==== Data section

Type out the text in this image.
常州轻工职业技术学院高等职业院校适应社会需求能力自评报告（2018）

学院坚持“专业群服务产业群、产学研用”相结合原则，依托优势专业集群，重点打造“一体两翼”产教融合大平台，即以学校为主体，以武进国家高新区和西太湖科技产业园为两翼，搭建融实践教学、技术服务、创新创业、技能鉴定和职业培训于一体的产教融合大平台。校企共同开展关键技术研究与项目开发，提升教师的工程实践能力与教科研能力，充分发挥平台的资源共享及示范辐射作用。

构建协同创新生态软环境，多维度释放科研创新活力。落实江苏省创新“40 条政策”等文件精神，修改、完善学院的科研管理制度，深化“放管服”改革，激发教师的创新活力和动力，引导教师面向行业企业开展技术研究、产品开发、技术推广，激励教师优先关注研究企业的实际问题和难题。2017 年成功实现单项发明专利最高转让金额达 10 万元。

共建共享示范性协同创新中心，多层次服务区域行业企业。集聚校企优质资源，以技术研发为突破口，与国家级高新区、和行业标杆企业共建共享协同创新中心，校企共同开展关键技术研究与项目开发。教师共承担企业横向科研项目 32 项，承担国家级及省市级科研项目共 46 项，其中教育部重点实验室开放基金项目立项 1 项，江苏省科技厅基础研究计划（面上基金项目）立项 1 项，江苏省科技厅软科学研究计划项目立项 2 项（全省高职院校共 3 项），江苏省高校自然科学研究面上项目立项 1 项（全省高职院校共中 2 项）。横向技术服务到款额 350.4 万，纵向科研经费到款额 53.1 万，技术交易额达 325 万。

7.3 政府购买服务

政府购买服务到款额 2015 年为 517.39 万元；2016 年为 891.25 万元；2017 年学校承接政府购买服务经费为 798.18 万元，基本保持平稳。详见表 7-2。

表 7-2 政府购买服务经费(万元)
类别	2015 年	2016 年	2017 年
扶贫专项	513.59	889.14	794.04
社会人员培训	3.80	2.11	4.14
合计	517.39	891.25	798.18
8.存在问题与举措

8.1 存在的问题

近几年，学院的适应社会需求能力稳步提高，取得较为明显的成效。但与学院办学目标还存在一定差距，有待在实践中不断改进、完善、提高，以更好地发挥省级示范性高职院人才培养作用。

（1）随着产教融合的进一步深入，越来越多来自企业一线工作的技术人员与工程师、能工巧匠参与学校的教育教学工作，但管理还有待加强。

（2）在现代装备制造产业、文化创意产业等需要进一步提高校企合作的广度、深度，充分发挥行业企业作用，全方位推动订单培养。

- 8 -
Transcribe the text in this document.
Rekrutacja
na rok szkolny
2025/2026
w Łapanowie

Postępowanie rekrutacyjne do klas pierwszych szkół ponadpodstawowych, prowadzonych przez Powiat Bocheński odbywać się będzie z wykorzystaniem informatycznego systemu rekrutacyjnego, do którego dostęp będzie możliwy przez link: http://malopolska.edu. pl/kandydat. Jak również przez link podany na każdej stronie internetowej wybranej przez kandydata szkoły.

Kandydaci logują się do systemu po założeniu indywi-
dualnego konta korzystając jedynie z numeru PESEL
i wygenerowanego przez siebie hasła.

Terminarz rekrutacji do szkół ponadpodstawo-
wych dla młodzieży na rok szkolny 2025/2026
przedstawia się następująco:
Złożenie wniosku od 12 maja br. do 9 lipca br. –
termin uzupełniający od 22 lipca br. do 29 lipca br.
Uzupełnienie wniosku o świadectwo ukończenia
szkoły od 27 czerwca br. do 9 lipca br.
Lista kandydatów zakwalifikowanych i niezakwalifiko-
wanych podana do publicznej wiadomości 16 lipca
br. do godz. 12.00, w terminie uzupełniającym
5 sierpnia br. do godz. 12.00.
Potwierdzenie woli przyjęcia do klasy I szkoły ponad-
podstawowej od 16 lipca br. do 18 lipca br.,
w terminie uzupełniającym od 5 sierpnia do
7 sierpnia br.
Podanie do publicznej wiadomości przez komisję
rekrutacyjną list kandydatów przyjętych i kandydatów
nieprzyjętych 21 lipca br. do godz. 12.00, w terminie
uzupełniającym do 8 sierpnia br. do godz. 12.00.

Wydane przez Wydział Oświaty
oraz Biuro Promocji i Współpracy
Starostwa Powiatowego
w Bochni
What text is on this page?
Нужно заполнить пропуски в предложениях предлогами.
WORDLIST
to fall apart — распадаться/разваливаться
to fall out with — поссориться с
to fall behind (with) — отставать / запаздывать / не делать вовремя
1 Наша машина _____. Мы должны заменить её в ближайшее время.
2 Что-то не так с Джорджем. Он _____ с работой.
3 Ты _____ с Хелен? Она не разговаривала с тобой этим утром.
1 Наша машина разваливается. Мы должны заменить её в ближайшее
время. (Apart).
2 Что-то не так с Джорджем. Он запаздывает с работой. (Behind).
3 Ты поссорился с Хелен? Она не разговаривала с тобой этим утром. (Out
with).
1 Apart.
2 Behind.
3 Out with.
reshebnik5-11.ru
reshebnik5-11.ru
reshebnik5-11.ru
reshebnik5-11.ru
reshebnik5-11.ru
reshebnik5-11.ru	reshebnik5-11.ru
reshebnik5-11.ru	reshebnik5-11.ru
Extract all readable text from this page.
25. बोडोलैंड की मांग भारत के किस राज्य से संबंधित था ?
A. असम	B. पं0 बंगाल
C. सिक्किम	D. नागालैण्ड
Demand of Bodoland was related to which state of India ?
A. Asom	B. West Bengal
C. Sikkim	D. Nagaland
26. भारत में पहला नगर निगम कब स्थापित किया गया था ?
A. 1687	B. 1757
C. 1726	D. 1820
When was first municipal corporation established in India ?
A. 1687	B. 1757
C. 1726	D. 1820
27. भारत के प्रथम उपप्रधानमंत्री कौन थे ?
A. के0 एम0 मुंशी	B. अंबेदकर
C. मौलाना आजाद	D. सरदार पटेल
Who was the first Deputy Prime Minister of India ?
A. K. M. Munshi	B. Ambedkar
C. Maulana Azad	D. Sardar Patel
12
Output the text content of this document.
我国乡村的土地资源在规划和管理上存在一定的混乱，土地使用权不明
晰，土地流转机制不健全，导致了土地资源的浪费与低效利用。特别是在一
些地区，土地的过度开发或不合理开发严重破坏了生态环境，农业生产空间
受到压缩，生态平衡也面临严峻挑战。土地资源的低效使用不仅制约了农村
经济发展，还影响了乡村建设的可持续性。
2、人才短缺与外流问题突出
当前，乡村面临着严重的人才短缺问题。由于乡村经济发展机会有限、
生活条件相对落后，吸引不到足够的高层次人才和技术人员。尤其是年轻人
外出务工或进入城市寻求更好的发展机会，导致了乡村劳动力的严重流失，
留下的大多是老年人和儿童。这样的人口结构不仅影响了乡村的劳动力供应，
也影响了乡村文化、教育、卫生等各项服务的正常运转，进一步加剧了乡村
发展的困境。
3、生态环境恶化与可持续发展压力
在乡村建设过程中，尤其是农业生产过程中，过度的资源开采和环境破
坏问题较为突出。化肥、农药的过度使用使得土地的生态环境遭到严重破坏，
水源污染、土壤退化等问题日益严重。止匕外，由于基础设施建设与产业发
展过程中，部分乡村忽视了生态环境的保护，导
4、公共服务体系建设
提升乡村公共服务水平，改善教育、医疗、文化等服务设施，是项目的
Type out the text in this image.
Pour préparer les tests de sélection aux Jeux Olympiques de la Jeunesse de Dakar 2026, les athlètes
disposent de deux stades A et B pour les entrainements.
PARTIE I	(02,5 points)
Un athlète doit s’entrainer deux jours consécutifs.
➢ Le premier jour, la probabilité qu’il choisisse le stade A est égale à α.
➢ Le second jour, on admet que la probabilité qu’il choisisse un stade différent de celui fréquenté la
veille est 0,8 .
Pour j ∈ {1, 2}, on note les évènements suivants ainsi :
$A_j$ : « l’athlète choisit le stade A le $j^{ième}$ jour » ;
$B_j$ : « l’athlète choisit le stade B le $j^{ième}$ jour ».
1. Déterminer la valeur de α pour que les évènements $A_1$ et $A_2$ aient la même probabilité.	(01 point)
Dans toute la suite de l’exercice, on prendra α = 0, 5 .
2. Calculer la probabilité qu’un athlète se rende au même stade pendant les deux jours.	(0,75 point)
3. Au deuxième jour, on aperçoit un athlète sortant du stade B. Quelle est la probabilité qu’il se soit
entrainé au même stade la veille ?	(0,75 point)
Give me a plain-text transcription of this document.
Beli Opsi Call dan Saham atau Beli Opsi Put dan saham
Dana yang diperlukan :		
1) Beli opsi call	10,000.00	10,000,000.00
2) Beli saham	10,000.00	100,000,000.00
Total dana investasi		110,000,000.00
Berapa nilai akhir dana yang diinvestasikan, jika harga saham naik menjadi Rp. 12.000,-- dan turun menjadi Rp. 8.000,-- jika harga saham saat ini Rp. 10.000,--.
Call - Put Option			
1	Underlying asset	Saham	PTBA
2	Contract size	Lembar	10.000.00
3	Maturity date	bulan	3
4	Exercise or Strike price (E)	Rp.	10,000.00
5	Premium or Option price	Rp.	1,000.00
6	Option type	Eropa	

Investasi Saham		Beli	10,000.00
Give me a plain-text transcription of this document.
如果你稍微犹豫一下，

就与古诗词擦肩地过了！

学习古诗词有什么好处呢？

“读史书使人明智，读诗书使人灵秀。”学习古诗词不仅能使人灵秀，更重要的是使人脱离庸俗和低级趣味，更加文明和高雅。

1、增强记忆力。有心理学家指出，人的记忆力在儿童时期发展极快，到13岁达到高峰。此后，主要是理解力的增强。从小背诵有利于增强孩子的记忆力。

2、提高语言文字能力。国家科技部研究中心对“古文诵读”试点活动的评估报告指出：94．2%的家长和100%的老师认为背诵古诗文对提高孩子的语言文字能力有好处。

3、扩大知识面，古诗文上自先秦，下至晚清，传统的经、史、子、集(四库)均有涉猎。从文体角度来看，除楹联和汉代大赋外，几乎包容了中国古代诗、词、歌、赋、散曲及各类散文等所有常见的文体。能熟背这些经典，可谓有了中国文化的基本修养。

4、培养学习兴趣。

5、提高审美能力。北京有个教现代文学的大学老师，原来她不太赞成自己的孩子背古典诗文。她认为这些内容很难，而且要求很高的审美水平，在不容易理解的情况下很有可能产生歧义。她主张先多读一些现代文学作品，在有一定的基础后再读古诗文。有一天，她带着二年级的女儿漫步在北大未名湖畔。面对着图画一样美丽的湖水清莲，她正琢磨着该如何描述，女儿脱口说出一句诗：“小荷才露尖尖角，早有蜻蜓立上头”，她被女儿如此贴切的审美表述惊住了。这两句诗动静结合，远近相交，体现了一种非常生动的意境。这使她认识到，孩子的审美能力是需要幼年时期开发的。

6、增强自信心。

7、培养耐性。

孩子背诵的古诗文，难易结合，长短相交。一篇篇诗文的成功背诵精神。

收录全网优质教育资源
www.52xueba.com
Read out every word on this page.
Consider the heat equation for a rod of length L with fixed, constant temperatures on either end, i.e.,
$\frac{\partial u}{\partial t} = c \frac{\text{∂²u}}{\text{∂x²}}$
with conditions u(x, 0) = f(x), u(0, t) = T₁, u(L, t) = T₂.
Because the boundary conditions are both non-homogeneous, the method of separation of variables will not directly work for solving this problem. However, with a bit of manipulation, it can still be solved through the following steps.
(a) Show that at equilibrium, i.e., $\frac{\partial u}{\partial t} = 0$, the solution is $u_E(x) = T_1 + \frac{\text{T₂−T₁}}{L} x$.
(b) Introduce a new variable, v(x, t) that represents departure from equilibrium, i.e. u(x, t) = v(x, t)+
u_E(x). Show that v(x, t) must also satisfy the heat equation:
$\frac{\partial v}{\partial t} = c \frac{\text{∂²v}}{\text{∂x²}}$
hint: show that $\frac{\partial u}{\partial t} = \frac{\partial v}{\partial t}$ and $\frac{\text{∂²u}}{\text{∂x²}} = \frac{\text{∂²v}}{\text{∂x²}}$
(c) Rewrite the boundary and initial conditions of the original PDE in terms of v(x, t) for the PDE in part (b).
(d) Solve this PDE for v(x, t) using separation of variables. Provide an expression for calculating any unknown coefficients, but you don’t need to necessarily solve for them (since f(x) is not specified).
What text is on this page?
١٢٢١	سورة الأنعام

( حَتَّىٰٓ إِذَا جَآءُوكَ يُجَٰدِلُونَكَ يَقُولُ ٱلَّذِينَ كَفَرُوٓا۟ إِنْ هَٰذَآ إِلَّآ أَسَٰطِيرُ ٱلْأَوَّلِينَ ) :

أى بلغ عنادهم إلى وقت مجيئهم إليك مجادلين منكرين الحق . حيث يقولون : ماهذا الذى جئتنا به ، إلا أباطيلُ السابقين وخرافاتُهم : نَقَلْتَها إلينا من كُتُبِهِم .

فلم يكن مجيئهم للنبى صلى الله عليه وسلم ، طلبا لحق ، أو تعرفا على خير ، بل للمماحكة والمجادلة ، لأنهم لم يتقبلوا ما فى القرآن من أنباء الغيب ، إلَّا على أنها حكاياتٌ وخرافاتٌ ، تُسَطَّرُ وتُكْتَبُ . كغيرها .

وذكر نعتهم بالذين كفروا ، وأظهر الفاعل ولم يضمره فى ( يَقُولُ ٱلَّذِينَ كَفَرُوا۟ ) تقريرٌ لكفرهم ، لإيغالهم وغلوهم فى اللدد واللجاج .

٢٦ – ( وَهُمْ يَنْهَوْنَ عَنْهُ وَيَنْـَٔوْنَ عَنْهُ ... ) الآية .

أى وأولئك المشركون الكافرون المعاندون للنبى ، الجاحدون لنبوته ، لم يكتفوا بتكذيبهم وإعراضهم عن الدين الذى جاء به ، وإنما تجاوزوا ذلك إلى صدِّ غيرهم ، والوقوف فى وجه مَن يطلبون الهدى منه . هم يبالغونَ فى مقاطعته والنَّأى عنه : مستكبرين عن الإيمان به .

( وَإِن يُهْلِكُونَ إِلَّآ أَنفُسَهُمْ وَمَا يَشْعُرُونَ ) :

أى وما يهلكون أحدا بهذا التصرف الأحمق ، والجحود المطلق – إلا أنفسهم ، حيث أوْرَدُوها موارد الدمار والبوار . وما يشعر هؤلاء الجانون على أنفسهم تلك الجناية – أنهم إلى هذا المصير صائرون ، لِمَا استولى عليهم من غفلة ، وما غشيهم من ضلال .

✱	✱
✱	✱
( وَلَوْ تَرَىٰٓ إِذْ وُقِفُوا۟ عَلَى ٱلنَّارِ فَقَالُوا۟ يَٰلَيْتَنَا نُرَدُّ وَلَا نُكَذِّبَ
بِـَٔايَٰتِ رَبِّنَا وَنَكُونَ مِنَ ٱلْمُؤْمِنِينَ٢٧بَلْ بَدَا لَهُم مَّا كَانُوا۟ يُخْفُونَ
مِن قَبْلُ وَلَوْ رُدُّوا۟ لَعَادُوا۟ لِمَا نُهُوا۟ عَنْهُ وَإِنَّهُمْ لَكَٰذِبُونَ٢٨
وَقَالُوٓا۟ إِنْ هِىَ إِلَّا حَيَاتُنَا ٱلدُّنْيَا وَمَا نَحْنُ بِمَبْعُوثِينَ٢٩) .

========

> _Prompt_
What is the number of lines in the records above that include the word "choisit"? Reply with that number and nothing more.

> _Answer to the problem_
2